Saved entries
# # # # #
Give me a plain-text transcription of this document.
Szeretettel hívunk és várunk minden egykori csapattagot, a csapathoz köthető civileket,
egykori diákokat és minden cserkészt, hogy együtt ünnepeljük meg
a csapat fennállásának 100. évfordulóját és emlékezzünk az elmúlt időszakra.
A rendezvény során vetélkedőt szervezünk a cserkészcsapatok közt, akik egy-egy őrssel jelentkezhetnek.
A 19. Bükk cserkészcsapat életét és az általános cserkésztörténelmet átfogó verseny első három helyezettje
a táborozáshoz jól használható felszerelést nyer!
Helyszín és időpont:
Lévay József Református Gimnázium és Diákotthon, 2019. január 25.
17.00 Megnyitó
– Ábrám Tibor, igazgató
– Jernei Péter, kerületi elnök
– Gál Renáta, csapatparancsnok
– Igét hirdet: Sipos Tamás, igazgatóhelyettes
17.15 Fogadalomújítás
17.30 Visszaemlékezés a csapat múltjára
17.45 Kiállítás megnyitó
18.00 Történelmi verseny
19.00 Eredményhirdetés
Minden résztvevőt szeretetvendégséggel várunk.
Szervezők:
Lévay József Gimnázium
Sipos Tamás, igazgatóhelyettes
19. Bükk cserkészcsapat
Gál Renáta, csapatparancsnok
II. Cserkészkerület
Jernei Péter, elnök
# # # # #
Every record above needs to be repeated word for word.

Give me a plain-text transcription of this document.
Szeretettel hívunk és várunk minden egykori csapattagot, a csapathoz köthető civileket,
egykori diákokat és minden cserkészt, hogy együtt ünnepeljük meg
a csapat fennállásának 100. évfordulóját és emlékezzünk az elmúlt időszakra.
A rendezvény során vetélkedőt szervezünk a cserkészcsapatok közt, akik egy-egy őrssel jelentkezhetnek.
A 19. Bükk cserkészcsapat életét és az általános cserkésztörténelmet átfogó verseny első három helyezettje
a táborozáshoz jól használható felszerelést nyer!
Helyszín és időpont:
Lévay József Református Gimnázium és Diákotthon, 2019. január 25.
17.00 Megnyitó
– Ábrám Tibor, igazgató
– Jernei Péter, kerületi elnök
– Gál Renáta, csapatparancsnok
– Igét hirdet: Sipos Tamás, igazgatóhelyettes
17.15 Fogadalomújítás
17.30 Visszaemlékezés a csapat múltjára
17.45 Kiállítás megnyitó
18.00 Történelmi verseny
19.00 Eredményhirdetés
Minden résztvevőt szeretetvendégséggel várunk.
Szervezők:
Lévay József Gimnázium
Sipos Tamás, igazgatóhelyettes
19. Bükk cserkészcsapat
Gál Renáta, csapatparancsnok
II. Cserkészkerület
Jernei Péter, elnök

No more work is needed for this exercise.